## Provided records

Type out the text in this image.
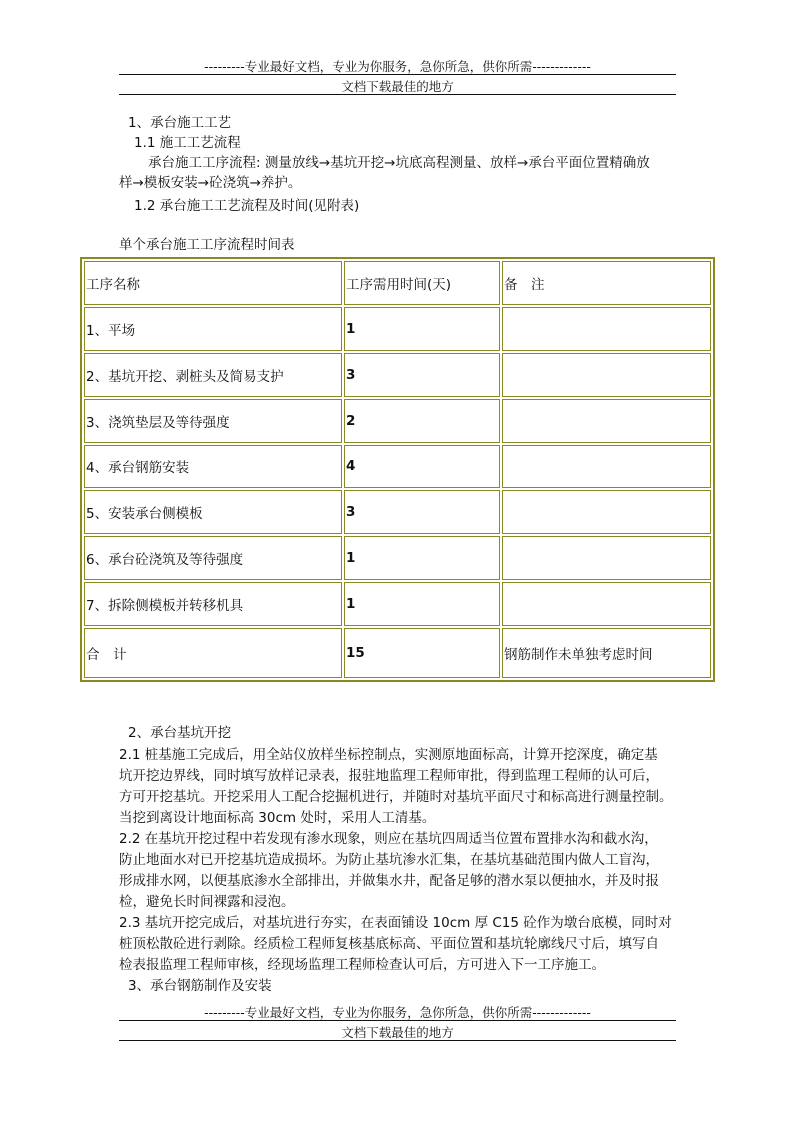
---------专业最好文档，专业为你服务，急你所急，供你所需-------------
文档下载最佳的地方
1、承台施工工艺
1.1 施工工艺流程
承台施工工序流程: 测量放线→基坑开挖→坑底高程测量、放样→承台平面位置精确放
样→模板安装→砼浇筑→养护。
1.2 承台施工工艺流程及时间(见附表)
单个承台施工工序流程时间表
工序名称	工序需用时间(天)	备　注
1、平场	1	
2、基坑开挖、剥桩头及简易支护	3	
3、浇筑垫层及等待强度	2	
4、承台钢筋安装	4	
5、安装承台侧模板	3	
6、承台砼浇筑及等待强度	1	
7、拆除侧模板并转移机具	1	
合　计	15	钢筋制作未单独考虑时间
2、承台基坑开挖
2.1 桩基施工完成后，用全站仪放样坐标控制点，实测原地面标高，计算开挖深度，确定基
坑开挖边界线，同时填写放样记录表，报驻地监理工程师审批，得到监理工程师的认可后，
方可开挖基坑。开挖采用人工配合挖掘机进行，并随时对基坑平面尺寸和标高进行测量控制。
当挖到离设计地面标高 30cm 处时，采用人工清基。
2.2 在基坑开挖过程中若发现有渗水现象，则应在基坑四周适当位置布置排水沟和截水沟，
防止地面水对已开挖基坑造成损坏。为防止基坑渗水汇集，在基坑基础范围内做人工盲沟，
形成排水网，以便基底渗水全部排出，并做集水井，配备足够的潜水泵以便抽水，并及时报
检，避免长时间裸露和浸泡。
2.3 基坑开挖完成后，对基坑进行夯实，在表面铺设 10cm 厚 C15 砼作为墩台底模，同时对
桩顶松散砼进行剥除。经质检工程师复核基底标高、平面位置和基坑轮廓线尺寸后，填写自
检表报监理工程师审核，经现场监理工程师检查认可后，方可进入下一工序施工。
3、承台钢筋制作及安装
---------专业最好文档，专业为你服务，急你所急，供你所需-------------
文档下载最佳的地方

## What to do
Without the pictures, reproduce every line of the records above exactly.

## Output
Type out the text in this image.
---------专业最好文档，专业为你服务，急你所急，供你所需-------------
文档下载最佳的地方
1、承台施工工艺
1.1 施工工艺流程
承台施工工序流程: 测量放线→基坑开挖→坑底高程测量、放样→承台平面位置精确放
样→模板安装→砼浇筑→养护。
1.2 承台施工工艺流程及时间(见附表)
单个承台施工工序流程时间表
工序名称	工序需用时间(天)	备　注
1、平场	1	
2、基坑开挖、剥桩头及简易支护	3	
3、浇筑垫层及等待强度	2	
4、承台钢筋安装	4	
5、安装承台侧模板	3	
6、承台砼浇筑及等待强度	1	
7、拆除侧模板并转移机具	1	
合　计	15	钢筋制作未单独考虑时间
2、承台基坑开挖
2.1 桩基施工完成后，用全站仪放样坐标控制点，实测原地面标高，计算开挖深度，确定基
坑开挖边界线，同时填写放样记录表，报驻地监理工程师审批，得到监理工程师的认可后，
方可开挖基坑。开挖采用人工配合挖掘机进行，并随时对基坑平面尺寸和标高进行测量控制。
当挖到离设计地面标高 30cm 处时，采用人工清基。
2.2 在基坑开挖过程中若发现有渗水现象，则应在基坑四周适当位置布置排水沟和截水沟，
防止地面水对已开挖基坑造成损坏。为防止基坑渗水汇集，在基坑基础范围内做人工盲沟，
形成排水网，以便基底渗水全部排出，并做集水井，配备足够的潜水泵以便抽水，并及时报
检，避免长时间裸露和浸泡。
2.3 基坑开挖完成后，对基坑进行夯实，在表面铺设 10cm 厚 C15 砼作为墩台底模，同时对
桩顶松散砼进行剥除。经质检工程师复核基底标高、平面位置和基坑轮廓线尺寸后，填写自
检表报监理工程师审核，经现场监理工程师检查认可后，方可进入下一工序施工。
3、承台钢筋制作及安装
---------专业最好文档，专业为你服务，急你所急，供你所需-------------
文档下载最佳的地方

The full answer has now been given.